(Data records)
--- begin ---

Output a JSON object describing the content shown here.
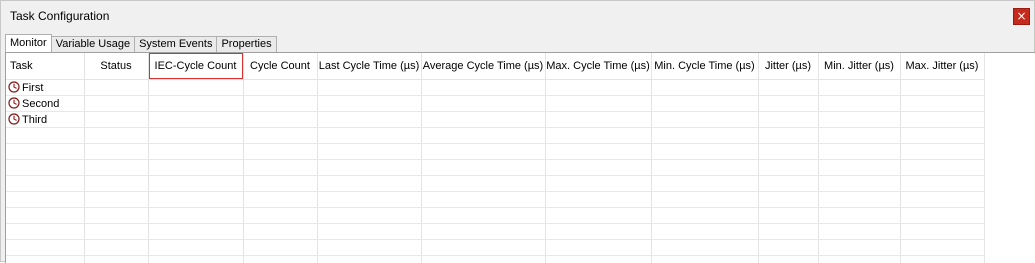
{
  "window": {
    "title": "Task Configuration",
    "close_glyph": "×",
    "close_color": "#c42b1c"
  },
  "tabs": [
    {
      "label": "Monitor",
      "active": true
    },
    {
      "label": "Variable Usage",
      "active": false
    },
    {
      "label": "System Events",
      "active": false
    },
    {
      "label": "Properties",
      "active": false
    }
  ],
  "table": {
    "columns": [
      "Task",
      "Status",
      "IEC-Cycle Count",
      "Cycle Count",
      "Last Cycle Time (µs)",
      "Average Cycle Time (µs)",
      "Max. Cycle Time (µs)",
      "Min. Cycle Time (µs)",
      "Jitter (µs)",
      "Min. Jitter (µs)",
      "Max. Jitter (µs)"
    ],
    "highlighted_column": "IEC-Cycle Count",
    "highlight_color": "#d93030",
    "rows": [
      {
        "task": "First",
        "icon": "clock-icon"
      },
      {
        "task": "Second",
        "icon": "clock-icon"
      },
      {
        "task": "Third",
        "icon": "clock-icon"
      }
    ]
  }
}
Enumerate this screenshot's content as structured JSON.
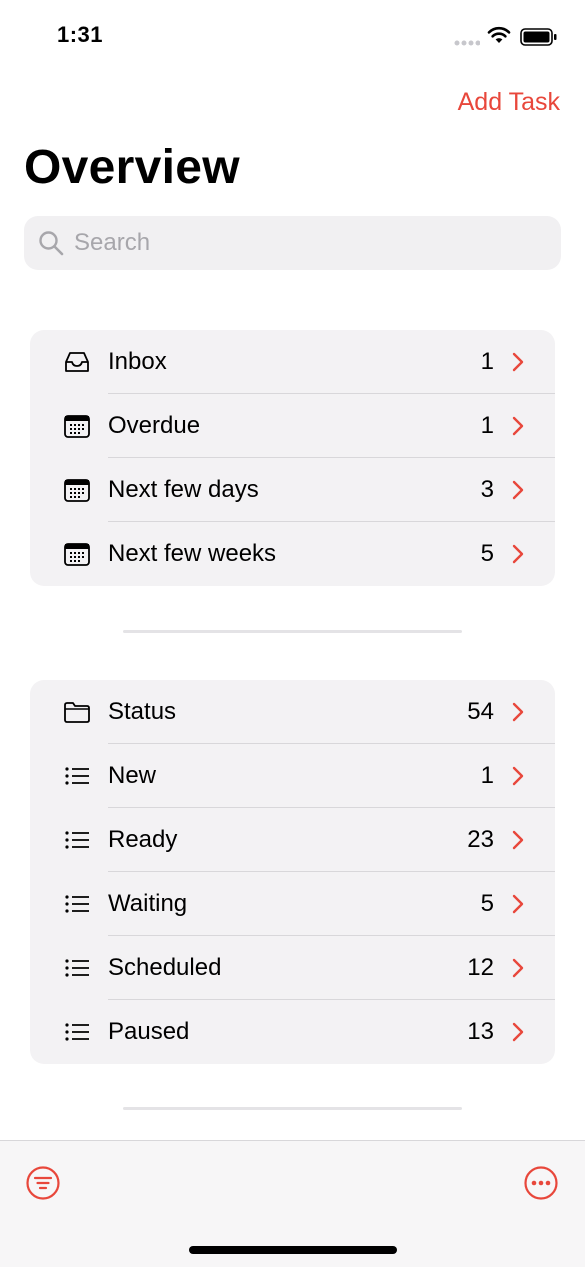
{
  "status_bar": {
    "time": "1:31"
  },
  "header": {
    "add_task_label": "Add Task",
    "title": "Overview"
  },
  "search": {
    "placeholder": "Search"
  },
  "accent_color": "#e8473b",
  "smart_lists": {
    "items": [
      {
        "icon": "tray-icon",
        "label": "Inbox",
        "count": "1"
      },
      {
        "icon": "calendar-icon",
        "label": "Overdue",
        "count": "1"
      },
      {
        "icon": "calendar-icon",
        "label": "Next few days",
        "count": "3"
      },
      {
        "icon": "calendar-icon",
        "label": "Next few weeks",
        "count": "5"
      }
    ]
  },
  "status_lists": {
    "items": [
      {
        "icon": "folder-icon",
        "label": "Status",
        "count": "54"
      },
      {
        "icon": "list-icon",
        "label": "New",
        "count": "1"
      },
      {
        "icon": "list-icon",
        "label": "Ready",
        "count": "23"
      },
      {
        "icon": "list-icon",
        "label": "Waiting",
        "count": "5"
      },
      {
        "icon": "list-icon",
        "label": "Scheduled",
        "count": "12"
      },
      {
        "icon": "list-icon",
        "label": "Paused",
        "count": "13"
      }
    ]
  },
  "toolbar": {
    "left_icon": "filter-icon",
    "right_icon": "more-icon"
  }
}
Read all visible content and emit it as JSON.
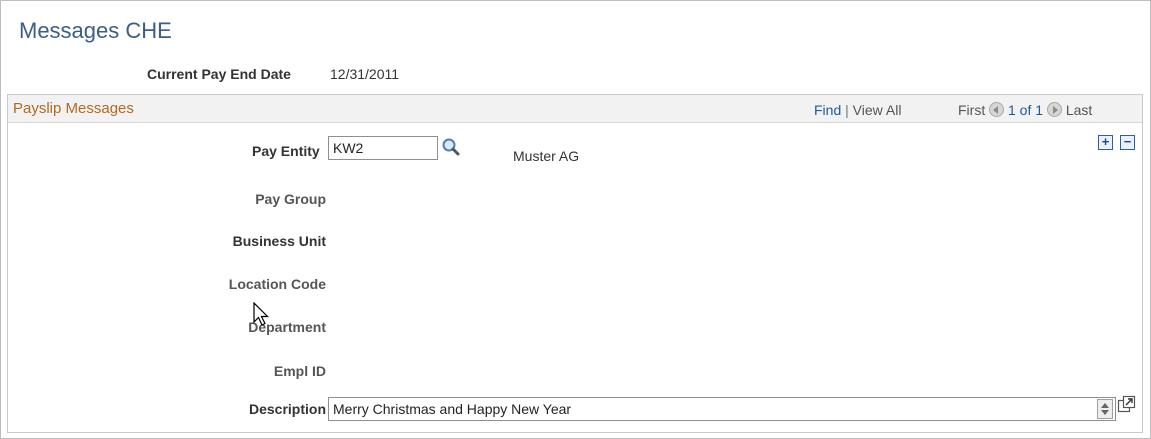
{
  "page": {
    "title": "Messages CHE"
  },
  "pay_end": {
    "label": "Current Pay End Date",
    "value": "12/31/2011"
  },
  "group": {
    "title": "Payslip Messages",
    "find": "Find",
    "separator": "|",
    "view_all": "View All",
    "first": "First",
    "count": "1 of 1",
    "last": "Last"
  },
  "fields": {
    "pay_entity": {
      "label": "Pay Entity",
      "value": "KW2",
      "description": "Muster AG"
    },
    "pay_group": {
      "label": "Pay Group"
    },
    "business_unit": {
      "label": "Business Unit"
    },
    "location_code": {
      "label": "Location Code"
    },
    "department": {
      "label": "Department"
    },
    "empl_id": {
      "label": "Empl ID"
    },
    "description": {
      "label": "Description",
      "value": "Merry Christmas and Happy New Year"
    }
  },
  "buttons": {
    "add": "+",
    "delete": "−"
  },
  "icons": {
    "lookup": "magnifier-icon",
    "prev": "previous-arrow-icon",
    "next": "next-arrow-icon",
    "spin": "spinner-icon",
    "expand": "expand-icon"
  }
}
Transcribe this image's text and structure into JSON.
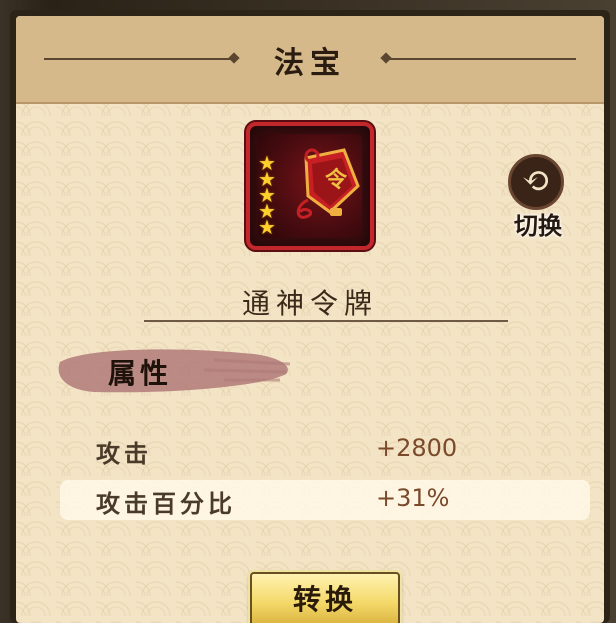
{
  "header": {
    "title": "法宝"
  },
  "item": {
    "icon": "token-icon",
    "icon_glyph": "令",
    "stars": 5,
    "name": "通神令牌"
  },
  "switch_button": {
    "icon": "swap-arrows-icon",
    "label": "切换"
  },
  "attributes": {
    "heading": "属性",
    "stats": [
      {
        "name": "攻击",
        "value": "+2800"
      },
      {
        "name": "攻击百分比",
        "value": "+31%"
      }
    ]
  },
  "convert_button": {
    "label": "转换"
  },
  "colors": {
    "panel_bg": "#f3e4c6",
    "header_bg": "#d6b98a",
    "icon_border": "#c2282b",
    "star": "#ffcf2e",
    "stat_value": "#7a4a2a",
    "button_gold": "#f4d96a"
  }
}
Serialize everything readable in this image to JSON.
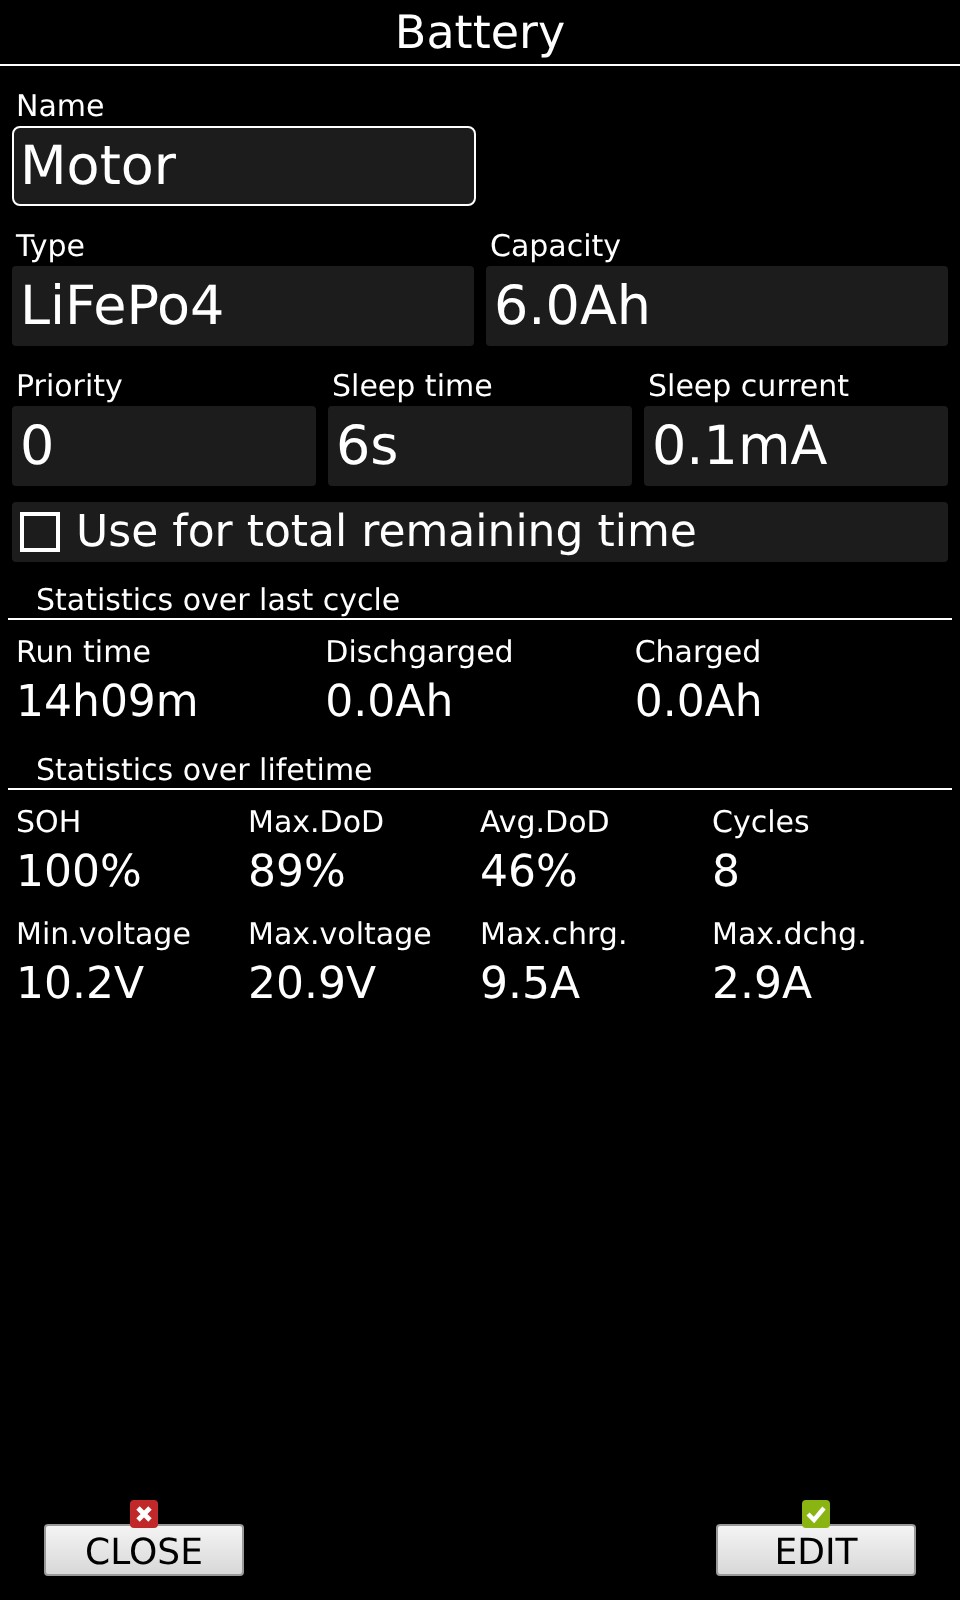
{
  "window": {
    "title": "Battery"
  },
  "field_rows": [
    [
      {
        "label": "Name",
        "value": "Motor",
        "selected": true
      }
    ],
    [
      {
        "label": "Type",
        "value": "LiFePo4",
        "selected": false
      },
      {
        "label": "Capacity",
        "value": "6.0Ah",
        "selected": false
      }
    ],
    [
      {
        "label": "Priority",
        "value": "0",
        "selected": false
      },
      {
        "label": "Sleep time",
        "value": "6s",
        "selected": false
      },
      {
        "label": "Sleep current",
        "value": "0.1mA",
        "selected": false
      }
    ]
  ],
  "option": {
    "label": "Use for total remaining time",
    "checked": false
  },
  "sections": [
    {
      "title": "Statistics over last cycle",
      "rows": [
        [
          {
            "label": "Run time",
            "value": "14h09m"
          },
          {
            "label": "Dischgarged",
            "value": "0.0Ah"
          },
          {
            "label": "Charged",
            "value": "0.0Ah"
          }
        ]
      ]
    },
    {
      "title": "Statistics over lifetime",
      "rows": [
        [
          {
            "label": "SOH",
            "value": "100%"
          },
          {
            "label": "Max.DoD",
            "value": "89%"
          },
          {
            "label": "Avg.DoD",
            "value": "46%"
          },
          {
            "label": "Cycles",
            "value": "8"
          }
        ],
        [
          {
            "label": "Min.voltage",
            "value": "10.2V"
          },
          {
            "label": "Max.voltage",
            "value": "20.9V"
          },
          {
            "label": "Max.chrg.",
            "value": "9.5A"
          },
          {
            "label": "Max.dchg.",
            "value": "2.9A"
          }
        ]
      ]
    }
  ],
  "buttons": [
    {
      "label": "CLOSE",
      "kind": "cancel"
    },
    {
      "label": "EDIT",
      "kind": "confirm"
    }
  ]
}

--- end ---

Prompt: Search the data above for the word "JSON", then gather each line in which it appears.

Task response:
Output a JSON object describing the content shown here.
Enumerate this screenshot's content as structured JSON.
Read all visible content and emit it as JSON.
Transcribe this image's text and structure into JSON.
Serialize everything readable in this image to JSON.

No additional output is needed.